### [GIVEN ENTRIES]
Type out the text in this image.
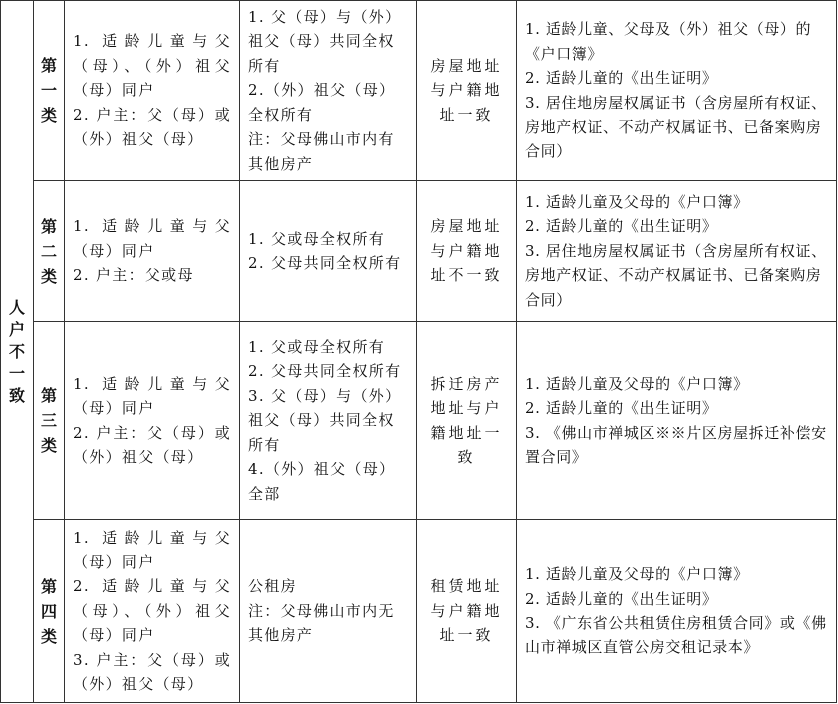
人户不一致	第一类	1. 适龄儿童与父（母）、（外）祖父（母）同户
2. 户主：父（母）或（外）祖父（母）	1. 父（母）与（外）祖父（母）共同全权所有
2.（外）祖父（母）全权所有
注：父母佛山市内有其他房产	房屋地址与户籍地址一致	1. 适龄儿童、父母及（外）祖父（母）的《户口簿》
2. 适龄儿童的《出生证明》
3. 居住地房屋权属证书（含房屋所有权证、房地产权证、不动产权属证书、已备案购房合同）
	第二类	1. 适龄儿童与父（母）同户
2. 户主：父或母	1. 父或母全权所有
2. 父母共同全权所有	房屋地址与户籍地址不一致	1. 适龄儿童及父母的《户口簿》
2. 适龄儿童的《出生证明》
3. 居住地房屋权属证书（含房屋所有权证、房地产权证、不动产权属证书、已备案购房合同）
	第三类	1. 适龄儿童与父（母）同户
2. 户主：父（母）或（外）祖父（母）	1. 父或母全权所有
2. 父母共同全权所有
3. 父（母）与（外）祖父（母）共同全权所有
4.（外）祖父（母）全部	拆迁房产地址与户籍地址一致	1. 适龄儿童及父母的《户口簿》
2. 适龄儿童的《出生证明》
3. 《佛山市禅城区※※片区房屋拆迁补偿安置合同》
	第四类	1. 适龄儿童与父（母）同户
2. 适龄儿童与父（母）、（外）祖父（母）同户
3. 户主：父（母）或（外）祖父（母）	公租房
注：父母佛山市内无其他房产	租赁地址与户籍地址一致	1. 适龄儿童及父母的《户口簿》
2. 适龄儿童的《出生证明》
3. 《广东省公共租赁住房租赁合同》或《佛山市禅城区直管公房交租记录本》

### [OBJECTIVE]
Nothing but the pictures may be dropped; output the records above exactly.

### [TASK ANSWER]
Type out the text in this image.
人户不一致	第一类	1. 适龄儿童与父（母）、（外）祖父（母）同户
2. 户主：父（母）或（外）祖父（母）	1. 父（母）与（外）祖父（母）共同全权所有
2.（外）祖父（母）全权所有
注：父母佛山市内有其他房产	房屋地址与户籍地址一致	1. 适龄儿童、父母及（外）祖父（母）的《户口簿》
2. 适龄儿童的《出生证明》
3. 居住地房屋权属证书（含房屋所有权证、房地产权证、不动产权属证书、已备案购房合同）
	第二类	1. 适龄儿童与父（母）同户
2. 户主：父或母	1. 父或母全权所有
2. 父母共同全权所有	房屋地址与户籍地址不一致	1. 适龄儿童及父母的《户口簿》
2. 适龄儿童的《出生证明》
3. 居住地房屋权属证书（含房屋所有权证、房地产权证、不动产权属证书、已备案购房合同）
	第三类	1. 适龄儿童与父（母）同户
2. 户主：父（母）或（外）祖父（母）	1. 父或母全权所有
2. 父母共同全权所有
3. 父（母）与（外）祖父（母）共同全权所有
4.（外）祖父（母）全部	拆迁房产地址与户籍地址一致	1. 适龄儿童及父母的《户口簿》
2. 适龄儿童的《出生证明》
3. 《佛山市禅城区※※片区房屋拆迁补偿安置合同》
	第四类	1. 适龄儿童与父（母）同户
2. 适龄儿童与父（母）、（外）祖父（母）同户
3. 户主：父（母）或（外）祖父（母）	公租房
注：父母佛山市内无其他房产	租赁地址与户籍地址一致	1. 适龄儿童及父母的《户口簿》
2. 适龄儿童的《出生证明》
3. 《广东省公共租赁住房租赁合同》或《佛山市禅城区直管公房交租记录本》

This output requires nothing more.